## Data to process
----------

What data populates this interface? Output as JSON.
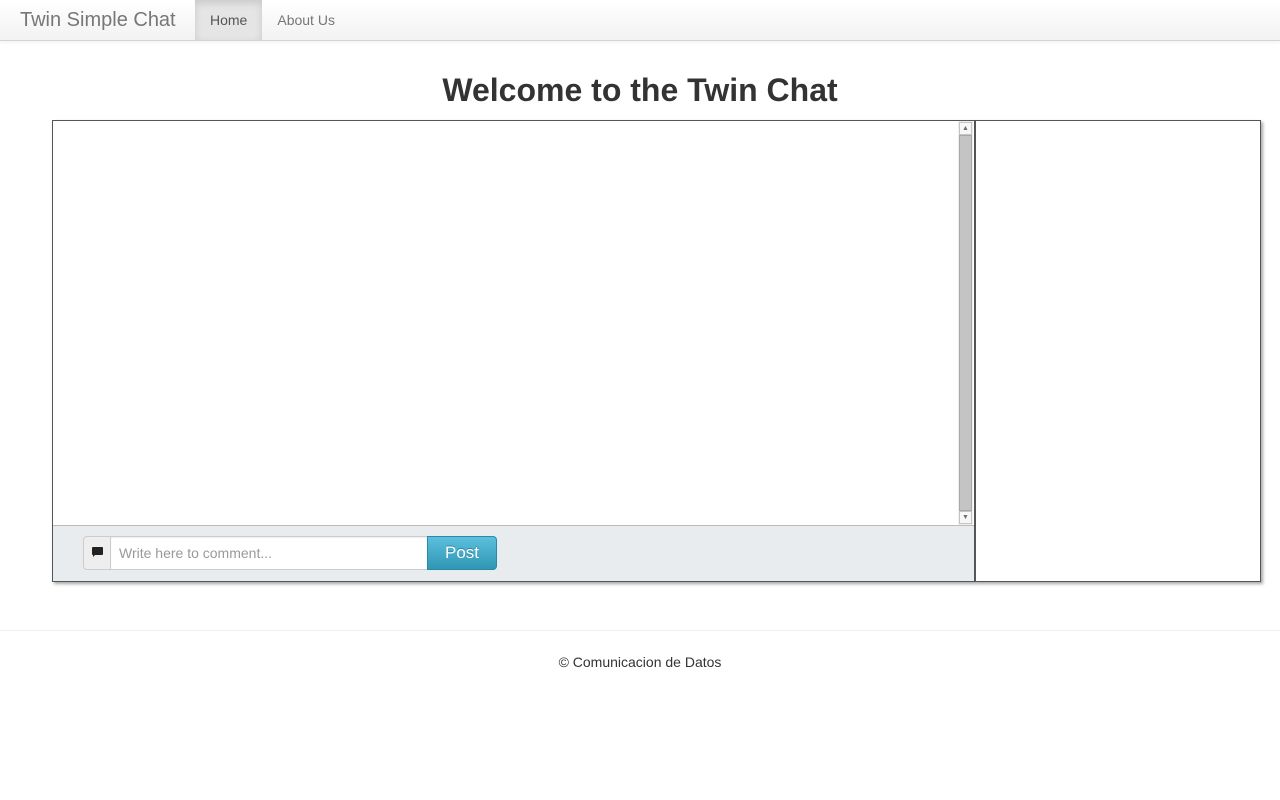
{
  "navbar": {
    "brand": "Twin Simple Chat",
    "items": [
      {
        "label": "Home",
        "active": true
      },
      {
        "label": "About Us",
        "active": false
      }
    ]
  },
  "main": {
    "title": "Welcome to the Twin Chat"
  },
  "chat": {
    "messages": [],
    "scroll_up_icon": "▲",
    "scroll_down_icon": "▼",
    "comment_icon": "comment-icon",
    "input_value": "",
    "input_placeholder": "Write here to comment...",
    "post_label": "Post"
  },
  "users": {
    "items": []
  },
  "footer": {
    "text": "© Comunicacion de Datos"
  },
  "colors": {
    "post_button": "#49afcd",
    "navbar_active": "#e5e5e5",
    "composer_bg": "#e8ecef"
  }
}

----------

## Description of the task
Write out the listing above again, exactly, but with no pictures in the copy.

## Result
What data populates this interface? Output as JSON.
{
  "navbar": {
    "brand": "Twin Simple Chat",
    "items": [
      {
        "label": "Home",
        "active": true
      },
      {
        "label": "About Us",
        "active": false
      }
    ]
  },
  "main": {
    "title": "Welcome to the Twin Chat"
  },
  "chat": {
    "messages": [],
    "scroll_up_icon": "▲",
    "scroll_down_icon": "▼",
    "comment_icon": "comment-icon",
    "input_value": "",
    "input_placeholder": "Write here to comment...",
    "post_label": "Post"
  },
  "users": {
    "items": []
  },
  "footer": {
    "text": "© Comunicacion de Datos"
  },
  "colors": {
    "post_button": "#49afcd",
    "navbar_active": "#e5e5e5",
    "composer_bg": "#e8ecef"
  }
}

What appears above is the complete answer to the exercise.